• Prompt: Gather every line holding the string "dans".

Data records:
##########
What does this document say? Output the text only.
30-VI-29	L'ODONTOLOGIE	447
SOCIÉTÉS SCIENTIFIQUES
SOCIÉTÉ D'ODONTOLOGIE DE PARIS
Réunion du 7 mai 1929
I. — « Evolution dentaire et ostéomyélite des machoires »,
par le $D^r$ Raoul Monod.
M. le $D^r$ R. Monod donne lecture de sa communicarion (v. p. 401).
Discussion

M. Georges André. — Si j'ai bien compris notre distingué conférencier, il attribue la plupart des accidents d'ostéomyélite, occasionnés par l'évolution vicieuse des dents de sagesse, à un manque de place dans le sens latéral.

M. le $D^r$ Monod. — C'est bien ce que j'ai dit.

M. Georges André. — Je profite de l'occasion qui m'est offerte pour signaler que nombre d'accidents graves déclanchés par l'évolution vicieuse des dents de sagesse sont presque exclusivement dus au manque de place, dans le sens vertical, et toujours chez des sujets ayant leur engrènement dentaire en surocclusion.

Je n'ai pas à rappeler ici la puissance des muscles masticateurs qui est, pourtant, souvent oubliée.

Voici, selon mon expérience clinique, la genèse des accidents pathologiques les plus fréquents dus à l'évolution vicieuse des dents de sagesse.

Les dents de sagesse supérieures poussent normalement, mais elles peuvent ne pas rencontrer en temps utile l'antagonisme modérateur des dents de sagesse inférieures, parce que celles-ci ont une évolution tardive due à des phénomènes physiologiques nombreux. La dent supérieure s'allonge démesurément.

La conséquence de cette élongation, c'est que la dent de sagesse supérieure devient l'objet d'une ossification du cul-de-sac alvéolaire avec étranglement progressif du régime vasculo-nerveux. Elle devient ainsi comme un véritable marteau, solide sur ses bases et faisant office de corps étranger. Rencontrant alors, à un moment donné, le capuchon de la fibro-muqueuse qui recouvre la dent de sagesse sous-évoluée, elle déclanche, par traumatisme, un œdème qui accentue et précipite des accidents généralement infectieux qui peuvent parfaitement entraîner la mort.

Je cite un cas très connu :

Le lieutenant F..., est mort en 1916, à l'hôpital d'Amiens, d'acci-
##########
• Expected answer:
M. Georges André. — Si j'ai bien compris notre distingué conférencier, il attribue la plupart des accidents d'ostéomyélite, occasionnés par l'évolution vicieuse des dents de sagesse, à un manque de place dans le sens latéral.
M. Georges André. — Je profite de l'occasion qui m'est offerte pour signaler que nombre d'accidents graves déclanchés par l'évolution vicieuse des dents de sagesse sont presque exclusivement dus au manque de place, dans le sens vertical, et toujours chez des sujets ayant leur engrènement dentaire en surocclusion.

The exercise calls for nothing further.